◆ CHALLENGE
All records are to be retyped faithfully and completely.
####################
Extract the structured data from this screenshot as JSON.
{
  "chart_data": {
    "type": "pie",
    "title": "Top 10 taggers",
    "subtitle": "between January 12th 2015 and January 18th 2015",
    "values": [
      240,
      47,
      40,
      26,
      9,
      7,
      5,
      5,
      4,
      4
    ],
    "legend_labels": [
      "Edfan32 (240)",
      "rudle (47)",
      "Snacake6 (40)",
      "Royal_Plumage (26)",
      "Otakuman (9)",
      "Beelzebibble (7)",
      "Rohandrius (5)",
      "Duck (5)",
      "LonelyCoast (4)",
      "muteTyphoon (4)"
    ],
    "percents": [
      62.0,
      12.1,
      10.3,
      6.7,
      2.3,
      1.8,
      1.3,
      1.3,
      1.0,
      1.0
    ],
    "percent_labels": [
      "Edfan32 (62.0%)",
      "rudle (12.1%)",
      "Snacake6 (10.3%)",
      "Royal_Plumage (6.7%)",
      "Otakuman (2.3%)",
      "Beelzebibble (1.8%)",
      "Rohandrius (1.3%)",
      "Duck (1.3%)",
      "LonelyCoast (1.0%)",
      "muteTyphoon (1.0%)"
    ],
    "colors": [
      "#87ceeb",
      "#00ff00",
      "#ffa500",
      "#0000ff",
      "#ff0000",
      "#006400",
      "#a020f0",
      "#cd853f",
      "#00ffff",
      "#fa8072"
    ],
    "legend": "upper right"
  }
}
####################
◆ EXERCISE RESULT
Extract the structured data from this screenshot as JSON.
{
  "chart_data": {
    "type": "pie",
    "title": "Top 10 taggers",
    "subtitle": "between January 12th 2015 and January 18th 2015",
    "values": [
      240,
      47,
      40,
      26,
      9,
      7,
      5,
      5,
      4,
      4
    ],
    "legend_labels": [
      "Edfan32 (240)",
      "rudle (47)",
      "Snacake6 (40)",
      "Royal_Plumage (26)",
      "Otakuman (9)",
      "Beelzebibble (7)",
      "Rohandrius (5)",
      "Duck (5)",
      "LonelyCoast (4)",
      "muteTyphoon (4)"
    ],
    "percents": [
      62.0,
      12.1,
      10.3,
      6.7,
      2.3,
      1.8,
      1.3,
      1.3,
      1.0,
      1.0
    ],
    "percent_labels": [
      "Edfan32 (62.0%)",
      "rudle (12.1%)",
      "Snacake6 (10.3%)",
      "Royal_Plumage (6.7%)",
      "Otakuman (2.3%)",
      "Beelzebibble (1.8%)",
      "Rohandrius (1.3%)",
      "Duck (1.3%)",
      "LonelyCoast (1.0%)",
      "muteTyphoon (1.0%)"
    ],
    "colors": [
      "#87ceeb",
      "#00ff00",
      "#ffa500",
      "#0000ff",
      "#ff0000",
      "#006400",
      "#a020f0",
      "#cd853f",
      "#00ffff",
      "#fa8072"
    ],
    "legend": "upper right"
  }
}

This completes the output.